= TASK OBJECTIVE =
Copy the running blog passage below between "After getting out" and "life in general.", inclusive, substituting "pool" for "gym".

= EXERCISE PASSAGE =
I thought about childhood confidence and realized that, in many cases (mine included), somewhere along the line, the confidence and optimism we had as kids takes a nosedive later in life.
Sometimes certain life forces/events shake our confidence in ourselves and we stop dreaming big and begin performing to a lower standard. Maybe it stems from family issues, peers, or a job situation.
I wasted years in a comically (I say that now) unfulfilling, (think Dilbert) dead-end job where we were berated by our supervisor on a regular basis. Why did it take me so long to leave? Because somewhere along the line, I sipped the Kool-Aid and started buying into the falsehood that this was the best job I was worthy/capable of.
After getting out of the toxic work situation and doing some soul-searching, I started working out more. The gym became my physical and mental release. Because the results were quantifiable, (number of workouts, miles, pace, pounds lost, etc.) it also was a huge factor in restoring my battered self-confidence. The confidence gained from setting and achieving running/fitness goals carried over to life in general.
I’m sure the gym and track aren’t the only places one can build self-confidence, but since this is primarily a running/fitness blog, I suspect many of you can relate. I think it boils down to finding a passion. If you’re passionate about something, you’ll do it well. Achieving the goals we set for ourselves builds confidence.

= ENTRIES SHOWN =
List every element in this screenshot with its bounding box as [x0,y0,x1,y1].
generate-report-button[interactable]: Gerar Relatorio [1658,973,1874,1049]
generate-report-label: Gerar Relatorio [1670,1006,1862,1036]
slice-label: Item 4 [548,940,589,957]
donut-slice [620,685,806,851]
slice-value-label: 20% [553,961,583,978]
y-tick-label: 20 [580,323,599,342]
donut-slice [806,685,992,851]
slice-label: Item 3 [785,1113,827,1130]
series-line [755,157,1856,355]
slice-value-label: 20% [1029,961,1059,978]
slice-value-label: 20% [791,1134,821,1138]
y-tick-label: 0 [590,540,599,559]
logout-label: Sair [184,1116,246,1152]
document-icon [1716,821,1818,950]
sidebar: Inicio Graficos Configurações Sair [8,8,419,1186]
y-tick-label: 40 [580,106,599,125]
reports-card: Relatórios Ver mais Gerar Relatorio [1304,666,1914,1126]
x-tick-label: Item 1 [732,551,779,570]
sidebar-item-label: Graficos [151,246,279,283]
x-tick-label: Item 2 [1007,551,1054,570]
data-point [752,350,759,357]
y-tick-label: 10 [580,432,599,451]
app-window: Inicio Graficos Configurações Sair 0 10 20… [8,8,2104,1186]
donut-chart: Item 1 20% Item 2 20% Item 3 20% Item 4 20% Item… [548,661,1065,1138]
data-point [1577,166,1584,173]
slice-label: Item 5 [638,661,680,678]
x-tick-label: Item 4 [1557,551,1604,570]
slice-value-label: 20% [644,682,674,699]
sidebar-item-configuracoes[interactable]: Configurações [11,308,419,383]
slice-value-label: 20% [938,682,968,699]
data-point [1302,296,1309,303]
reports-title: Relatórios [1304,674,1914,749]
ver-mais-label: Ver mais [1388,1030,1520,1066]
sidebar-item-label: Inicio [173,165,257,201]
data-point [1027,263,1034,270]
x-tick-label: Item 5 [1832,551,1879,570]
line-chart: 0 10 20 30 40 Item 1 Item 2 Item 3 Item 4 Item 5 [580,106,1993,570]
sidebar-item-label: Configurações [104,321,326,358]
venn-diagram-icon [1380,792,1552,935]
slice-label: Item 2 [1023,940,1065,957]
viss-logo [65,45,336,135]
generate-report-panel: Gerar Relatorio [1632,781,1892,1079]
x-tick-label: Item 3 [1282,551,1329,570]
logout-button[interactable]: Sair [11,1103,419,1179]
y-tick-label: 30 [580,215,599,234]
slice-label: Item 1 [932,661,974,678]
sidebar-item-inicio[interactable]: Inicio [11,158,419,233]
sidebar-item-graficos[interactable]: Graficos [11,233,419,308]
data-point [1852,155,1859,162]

= OUTPUT FOR THIS TASK =
After getting out of the toxic work situation and doing some soul-searching, I started working out more. The pool became my physical and mental release. Because the results were quantifiable, (number of workouts, miles, pace, pounds lost, etc.) it also was a huge factor in restoring my battered self-confidence. The confidence gained from setting and achieving running/fitness goals carried over to life in general.